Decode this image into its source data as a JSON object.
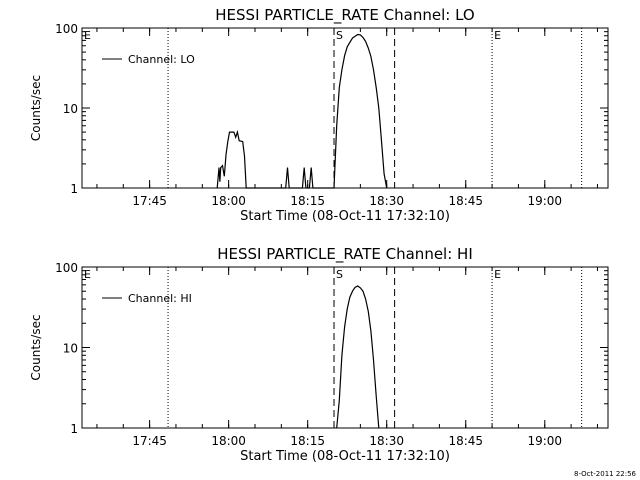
{
  "chart_data": [
    {
      "type": "line",
      "title": "HESSI PARTICLE_RATE Channel: LO",
      "xlabel": "Start Time (08-Oct-11 17:32:10)",
      "ylabel": "Counts/sec",
      "y_scale": "log",
      "ylim": [
        1,
        100
      ],
      "y_ticks": [
        1,
        10,
        100
      ],
      "y_tick_labels": [
        "1",
        "10",
        "100"
      ],
      "xlim": [
        "17:32:10",
        "19:12:00"
      ],
      "x_ticks": [
        "17:45",
        "18:00",
        "18:15",
        "18:30",
        "18:45",
        "19:00"
      ],
      "legend": {
        "label": "Channel: LO",
        "position": "top-left"
      },
      "markers": [
        {
          "time": "17:32:10",
          "style": "dotted",
          "label": "E"
        },
        {
          "time": "17:48:30",
          "style": "dotted",
          "label": ""
        },
        {
          "time": "18:20:00",
          "style": "dashed",
          "label": "S"
        },
        {
          "time": "18:31:30",
          "style": "dashed",
          "label": ""
        },
        {
          "time": "18:50:00",
          "style": "dotted",
          "label": "E"
        },
        {
          "time": "19:07:00",
          "style": "dotted",
          "label": ""
        }
      ],
      "series": [
        {
          "name": "Channel: LO",
          "points": [
            [
              "17:57:50",
              1
            ],
            [
              "17:58:10",
              1.8
            ],
            [
              "17:58:20",
              1.2
            ],
            [
              "17:58:30",
              1.8
            ],
            [
              "17:58:50",
              1.9
            ],
            [
              "17:59:10",
              1.4
            ],
            [
              "17:59:30",
              2.6
            ],
            [
              "17:59:50",
              3.8
            ],
            [
              "18:00:10",
              5.0
            ],
            [
              "18:01:00",
              5.0
            ],
            [
              "18:01:20",
              4.3
            ],
            [
              "18:01:40",
              5.0
            ],
            [
              "18:02:00",
              3.9
            ],
            [
              "18:02:40",
              3.8
            ],
            [
              "18:03:00",
              2.5
            ],
            [
              "18:03:20",
              1
            ],
            [
              "18:10:50",
              1
            ],
            [
              "18:11:10",
              1.8
            ],
            [
              "18:11:30",
              1
            ],
            [
              "18:14:00",
              1
            ],
            [
              "18:14:20",
              1.8
            ],
            [
              "18:14:40",
              1
            ],
            [
              "18:15:20",
              1
            ],
            [
              "18:15:40",
              1.8
            ],
            [
              "18:16:00",
              1
            ],
            [
              "18:20:00",
              1
            ],
            [
              "18:20:30",
              6
            ],
            [
              "18:21:00",
              18
            ],
            [
              "18:21:30",
              30
            ],
            [
              "18:22:00",
              45
            ],
            [
              "18:22:30",
              58
            ],
            [
              "18:23:00",
              66
            ],
            [
              "18:23:30",
              75
            ],
            [
              "18:24:00",
              79
            ],
            [
              "18:24:30",
              83
            ],
            [
              "18:25:00",
              82
            ],
            [
              "18:25:30",
              76
            ],
            [
              "18:26:00",
              68
            ],
            [
              "18:26:30",
              56
            ],
            [
              "18:27:00",
              44
            ],
            [
              "18:27:30",
              30
            ],
            [
              "18:28:00",
              18
            ],
            [
              "18:28:30",
              10
            ],
            [
              "18:29:00",
              4
            ],
            [
              "18:29:30",
              1.5
            ],
            [
              "18:30:00",
              1
            ]
          ]
        }
      ]
    },
    {
      "type": "line",
      "title": "HESSI PARTICLE_RATE Channel: HI",
      "xlabel": "Start Time (08-Oct-11 17:32:10)",
      "ylabel": "Counts/sec",
      "y_scale": "log",
      "ylim": [
        1,
        100
      ],
      "y_ticks": [
        1,
        10,
        100
      ],
      "y_tick_labels": [
        "1",
        "10",
        "100"
      ],
      "xlim": [
        "17:32:10",
        "19:12:00"
      ],
      "x_ticks": [
        "17:45",
        "18:00",
        "18:15",
        "18:30",
        "18:45",
        "19:00"
      ],
      "legend": {
        "label": "Channel: HI",
        "position": "top-left"
      },
      "markers": [
        {
          "time": "17:32:10",
          "style": "dotted",
          "label": "E"
        },
        {
          "time": "17:48:30",
          "style": "dotted",
          "label": ""
        },
        {
          "time": "18:20:00",
          "style": "dashed",
          "label": "S"
        },
        {
          "time": "18:31:30",
          "style": "dashed",
          "label": ""
        },
        {
          "time": "18:50:00",
          "style": "dotted",
          "label": "E"
        },
        {
          "time": "19:07:00",
          "style": "dotted",
          "label": ""
        }
      ],
      "series": [
        {
          "name": "Channel: HI",
          "points": [
            [
              "18:20:30",
              1
            ],
            [
              "18:21:00",
              2.2
            ],
            [
              "18:21:30",
              8
            ],
            [
              "18:22:00",
              18
            ],
            [
              "18:22:30",
              30
            ],
            [
              "18:23:00",
              42
            ],
            [
              "18:23:30",
              50
            ],
            [
              "18:24:00",
              56
            ],
            [
              "18:24:30",
              58
            ],
            [
              "18:25:00",
              55
            ],
            [
              "18:25:30",
              50
            ],
            [
              "18:26:00",
              40
            ],
            [
              "18:26:30",
              28
            ],
            [
              "18:27:00",
              16
            ],
            [
              "18:27:30",
              7
            ],
            [
              "18:28:00",
              2.5
            ],
            [
              "18:28:30",
              1
            ]
          ]
        }
      ]
    }
  ],
  "footer": {
    "timestamp": "8-Oct-2011 22:56"
  }
}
======
DIRECTIVE:
Show every line that contains the word "HESSI".

RESULT FOR THIS TASK:
      "title": "HESSI PARTICLE_RATE Channel: LO",
      "title": "HESSI PARTICLE_RATE Channel: HI",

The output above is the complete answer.